_WHAT IS NEEDED_. Without omitting anything, retype the data that follows.
● ● ●
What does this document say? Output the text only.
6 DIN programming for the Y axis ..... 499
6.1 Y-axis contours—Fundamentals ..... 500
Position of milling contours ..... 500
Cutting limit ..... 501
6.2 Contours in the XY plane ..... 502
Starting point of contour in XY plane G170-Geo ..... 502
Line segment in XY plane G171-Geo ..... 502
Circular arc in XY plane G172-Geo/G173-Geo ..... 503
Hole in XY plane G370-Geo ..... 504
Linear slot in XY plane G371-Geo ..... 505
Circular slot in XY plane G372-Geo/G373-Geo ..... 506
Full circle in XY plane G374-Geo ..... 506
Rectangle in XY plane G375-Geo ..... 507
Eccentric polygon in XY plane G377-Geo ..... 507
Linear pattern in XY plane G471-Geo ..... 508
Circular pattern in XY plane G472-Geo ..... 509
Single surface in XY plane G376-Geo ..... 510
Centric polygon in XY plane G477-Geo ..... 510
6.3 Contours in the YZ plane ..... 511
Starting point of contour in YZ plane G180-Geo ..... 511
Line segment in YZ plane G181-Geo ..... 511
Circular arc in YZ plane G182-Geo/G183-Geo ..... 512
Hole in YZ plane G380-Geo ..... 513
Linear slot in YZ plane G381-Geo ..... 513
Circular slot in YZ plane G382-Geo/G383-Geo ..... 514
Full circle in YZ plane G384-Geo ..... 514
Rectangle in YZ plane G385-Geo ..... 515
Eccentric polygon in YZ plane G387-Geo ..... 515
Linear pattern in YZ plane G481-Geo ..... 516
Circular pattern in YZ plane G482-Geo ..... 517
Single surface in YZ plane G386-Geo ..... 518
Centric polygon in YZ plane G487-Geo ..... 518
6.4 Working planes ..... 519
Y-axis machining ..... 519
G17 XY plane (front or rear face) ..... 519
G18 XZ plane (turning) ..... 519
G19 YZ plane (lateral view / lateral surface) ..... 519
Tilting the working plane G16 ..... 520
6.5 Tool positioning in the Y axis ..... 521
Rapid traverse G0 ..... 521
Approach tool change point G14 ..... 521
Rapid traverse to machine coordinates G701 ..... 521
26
● ● ●
_WRITTEN REPLY_.
What does this document say? Output the text only.
6 DIN programming for the Y axis ..... 499
6.1 Y-axis contours—Fundamentals ..... 500
Position of milling contours ..... 500
Cutting limit ..... 501
6.2 Contours in the XY plane ..... 502
Starting point of contour in XY plane G170-Geo ..... 502
Line segment in XY plane G171-Geo ..... 502
Circular arc in XY plane G172-Geo/G173-Geo ..... 503
Hole in XY plane G370-Geo ..... 504
Linear slot in XY plane G371-Geo ..... 505
Circular slot in XY plane G372-Geo/G373-Geo ..... 506
Full circle in XY plane G374-Geo ..... 506
Rectangle in XY plane G375-Geo ..... 507
Eccentric polygon in XY plane G377-Geo ..... 507
Linear pattern in XY plane G471-Geo ..... 508
Circular pattern in XY plane G472-Geo ..... 509
Single surface in XY plane G376-Geo ..... 510
Centric polygon in XY plane G477-Geo ..... 510
6.3 Contours in the YZ plane ..... 511
Starting point of contour in YZ plane G180-Geo ..... 511
Line segment in YZ plane G181-Geo ..... 511
Circular arc in YZ plane G182-Geo/G183-Geo ..... 512
Hole in YZ plane G380-Geo ..... 513
Linear slot in YZ plane G381-Geo ..... 513
Circular slot in YZ plane G382-Geo/G383-Geo ..... 514
Full circle in YZ plane G384-Geo ..... 514
Rectangle in YZ plane G385-Geo ..... 515
Eccentric polygon in YZ plane G387-Geo ..... 515
Linear pattern in YZ plane G481-Geo ..... 516
Circular pattern in YZ plane G482-Geo ..... 517
Single surface in YZ plane G386-Geo ..... 518
Centric polygon in YZ plane G487-Geo ..... 518
6.4 Working planes ..... 519
Y-axis machining ..... 519
G17 XY plane (front or rear face) ..... 519
G18 XZ plane (turning) ..... 519
G19 YZ plane (lateral view / lateral surface) ..... 519
Tilting the working plane G16 ..... 520
6.5 Tool positioning in the Y axis ..... 521
Rapid traverse G0 ..... 521
Approach tool change point G14 ..... 521
Rapid traverse to machine coordinates G701 ..... 521
26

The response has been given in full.